→ Written instruction: Check each line of the listing below for the string "name", and copy the ones that have it.

--------------------

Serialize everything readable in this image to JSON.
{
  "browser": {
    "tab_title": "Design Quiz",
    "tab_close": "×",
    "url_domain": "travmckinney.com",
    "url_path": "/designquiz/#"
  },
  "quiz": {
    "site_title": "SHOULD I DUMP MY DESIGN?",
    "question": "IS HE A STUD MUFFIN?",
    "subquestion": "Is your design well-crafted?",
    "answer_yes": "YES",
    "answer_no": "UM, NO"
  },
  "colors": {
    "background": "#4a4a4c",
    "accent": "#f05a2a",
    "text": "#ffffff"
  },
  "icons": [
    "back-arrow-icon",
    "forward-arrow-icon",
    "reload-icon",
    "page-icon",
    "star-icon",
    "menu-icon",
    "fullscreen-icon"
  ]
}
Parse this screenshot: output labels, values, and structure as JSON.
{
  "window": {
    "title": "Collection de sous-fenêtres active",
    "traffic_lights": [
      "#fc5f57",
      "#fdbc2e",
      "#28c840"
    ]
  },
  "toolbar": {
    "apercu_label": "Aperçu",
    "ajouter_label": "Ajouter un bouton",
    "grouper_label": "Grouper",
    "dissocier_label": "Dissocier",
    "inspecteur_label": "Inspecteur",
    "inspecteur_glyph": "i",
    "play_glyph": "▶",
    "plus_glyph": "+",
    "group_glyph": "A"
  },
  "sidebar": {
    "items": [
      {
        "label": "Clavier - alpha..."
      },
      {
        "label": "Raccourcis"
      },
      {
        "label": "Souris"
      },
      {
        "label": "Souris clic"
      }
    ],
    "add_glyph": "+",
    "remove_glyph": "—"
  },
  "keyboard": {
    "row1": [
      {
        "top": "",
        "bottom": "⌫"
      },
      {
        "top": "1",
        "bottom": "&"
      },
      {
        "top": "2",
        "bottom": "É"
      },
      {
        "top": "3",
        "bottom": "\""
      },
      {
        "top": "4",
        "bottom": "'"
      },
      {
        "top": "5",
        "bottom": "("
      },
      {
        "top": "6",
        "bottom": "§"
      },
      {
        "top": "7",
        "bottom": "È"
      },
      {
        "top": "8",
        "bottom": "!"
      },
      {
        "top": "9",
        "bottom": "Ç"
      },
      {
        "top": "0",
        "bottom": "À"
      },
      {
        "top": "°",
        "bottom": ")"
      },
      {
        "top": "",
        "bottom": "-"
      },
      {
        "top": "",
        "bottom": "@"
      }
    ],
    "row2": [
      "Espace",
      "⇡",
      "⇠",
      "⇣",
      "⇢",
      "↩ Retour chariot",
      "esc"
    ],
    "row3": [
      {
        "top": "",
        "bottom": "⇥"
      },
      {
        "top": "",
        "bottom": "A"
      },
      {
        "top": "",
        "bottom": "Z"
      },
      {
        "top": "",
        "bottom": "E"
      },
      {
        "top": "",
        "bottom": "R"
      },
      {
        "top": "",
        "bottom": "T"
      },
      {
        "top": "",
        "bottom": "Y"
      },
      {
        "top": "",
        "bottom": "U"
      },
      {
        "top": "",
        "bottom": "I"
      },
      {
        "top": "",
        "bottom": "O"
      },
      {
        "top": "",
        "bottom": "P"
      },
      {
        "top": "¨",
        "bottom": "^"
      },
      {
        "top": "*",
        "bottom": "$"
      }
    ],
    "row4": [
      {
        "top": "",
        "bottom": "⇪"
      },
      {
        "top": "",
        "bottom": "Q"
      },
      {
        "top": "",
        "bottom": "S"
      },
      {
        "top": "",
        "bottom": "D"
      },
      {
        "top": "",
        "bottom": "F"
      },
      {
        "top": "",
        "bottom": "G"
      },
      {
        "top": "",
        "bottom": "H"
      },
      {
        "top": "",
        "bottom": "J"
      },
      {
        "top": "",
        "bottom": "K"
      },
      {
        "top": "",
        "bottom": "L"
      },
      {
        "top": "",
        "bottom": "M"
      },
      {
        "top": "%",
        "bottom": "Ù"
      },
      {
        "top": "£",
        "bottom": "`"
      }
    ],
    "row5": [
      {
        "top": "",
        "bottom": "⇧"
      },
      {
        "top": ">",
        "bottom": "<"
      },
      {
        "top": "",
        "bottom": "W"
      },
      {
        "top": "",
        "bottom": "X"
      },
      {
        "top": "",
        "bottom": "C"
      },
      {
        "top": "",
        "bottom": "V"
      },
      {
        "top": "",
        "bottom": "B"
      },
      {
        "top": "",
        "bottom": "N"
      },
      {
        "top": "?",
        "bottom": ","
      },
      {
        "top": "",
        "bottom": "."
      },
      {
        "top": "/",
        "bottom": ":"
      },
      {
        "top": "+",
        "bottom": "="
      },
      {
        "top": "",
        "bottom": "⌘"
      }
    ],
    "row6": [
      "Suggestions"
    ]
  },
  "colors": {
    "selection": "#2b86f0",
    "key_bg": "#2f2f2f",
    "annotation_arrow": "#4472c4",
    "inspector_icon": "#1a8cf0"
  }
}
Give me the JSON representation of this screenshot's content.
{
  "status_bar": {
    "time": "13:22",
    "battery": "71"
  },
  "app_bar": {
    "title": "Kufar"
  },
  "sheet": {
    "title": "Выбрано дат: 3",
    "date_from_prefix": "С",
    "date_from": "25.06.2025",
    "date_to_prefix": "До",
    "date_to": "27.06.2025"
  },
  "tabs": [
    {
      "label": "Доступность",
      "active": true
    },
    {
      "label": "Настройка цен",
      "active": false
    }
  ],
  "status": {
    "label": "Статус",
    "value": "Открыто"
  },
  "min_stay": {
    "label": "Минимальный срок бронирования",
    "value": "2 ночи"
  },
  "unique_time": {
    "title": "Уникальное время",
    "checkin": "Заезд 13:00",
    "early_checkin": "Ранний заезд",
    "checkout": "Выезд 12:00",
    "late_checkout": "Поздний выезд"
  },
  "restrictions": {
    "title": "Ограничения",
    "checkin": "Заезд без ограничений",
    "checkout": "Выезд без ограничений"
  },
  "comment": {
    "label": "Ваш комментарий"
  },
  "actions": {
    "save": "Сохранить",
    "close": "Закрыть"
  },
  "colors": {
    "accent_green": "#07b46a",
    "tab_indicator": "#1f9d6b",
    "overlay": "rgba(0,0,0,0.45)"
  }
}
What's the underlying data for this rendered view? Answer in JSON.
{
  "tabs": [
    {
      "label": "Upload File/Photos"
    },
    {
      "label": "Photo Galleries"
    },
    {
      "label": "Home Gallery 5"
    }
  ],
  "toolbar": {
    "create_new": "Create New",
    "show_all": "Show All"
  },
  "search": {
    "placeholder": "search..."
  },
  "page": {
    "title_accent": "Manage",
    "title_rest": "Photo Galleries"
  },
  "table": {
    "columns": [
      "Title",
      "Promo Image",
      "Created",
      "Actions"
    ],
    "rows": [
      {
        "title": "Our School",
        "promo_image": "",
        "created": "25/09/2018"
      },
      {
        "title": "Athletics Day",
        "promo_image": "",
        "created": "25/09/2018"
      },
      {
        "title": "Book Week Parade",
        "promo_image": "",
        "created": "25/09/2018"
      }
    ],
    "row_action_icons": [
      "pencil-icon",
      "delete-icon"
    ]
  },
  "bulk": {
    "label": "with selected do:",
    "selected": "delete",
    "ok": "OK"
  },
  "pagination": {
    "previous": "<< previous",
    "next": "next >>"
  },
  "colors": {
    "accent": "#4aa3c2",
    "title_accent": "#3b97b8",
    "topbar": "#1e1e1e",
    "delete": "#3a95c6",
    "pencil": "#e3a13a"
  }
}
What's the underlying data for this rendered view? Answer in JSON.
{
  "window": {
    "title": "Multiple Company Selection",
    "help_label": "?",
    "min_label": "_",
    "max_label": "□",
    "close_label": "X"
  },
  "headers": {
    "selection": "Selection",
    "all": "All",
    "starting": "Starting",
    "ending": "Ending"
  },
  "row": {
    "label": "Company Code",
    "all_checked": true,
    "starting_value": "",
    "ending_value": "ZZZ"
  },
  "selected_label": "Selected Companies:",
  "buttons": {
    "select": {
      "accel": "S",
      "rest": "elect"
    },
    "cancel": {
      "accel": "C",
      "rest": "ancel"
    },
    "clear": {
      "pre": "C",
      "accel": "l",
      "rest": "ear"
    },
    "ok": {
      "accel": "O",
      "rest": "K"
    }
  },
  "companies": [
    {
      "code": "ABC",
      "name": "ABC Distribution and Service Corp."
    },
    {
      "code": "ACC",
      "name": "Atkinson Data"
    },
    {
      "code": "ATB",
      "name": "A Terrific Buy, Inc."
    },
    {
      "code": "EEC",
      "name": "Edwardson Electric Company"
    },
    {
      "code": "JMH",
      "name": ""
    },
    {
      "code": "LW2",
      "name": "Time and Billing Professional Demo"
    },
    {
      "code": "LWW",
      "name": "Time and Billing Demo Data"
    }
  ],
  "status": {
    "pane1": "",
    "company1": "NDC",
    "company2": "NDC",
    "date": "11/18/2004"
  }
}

--------------------

→ Result for this exercise:
      "name": "ABC Distribution and Service Corp."
      "name": "Atkinson Data"
      "name": "A Terrific Buy, Inc."
      "name": "Edwardson Electric Company"
      "name": ""
      "name": "Time and Billing Professional Demo"
      "name": "Time and Billing Demo Data"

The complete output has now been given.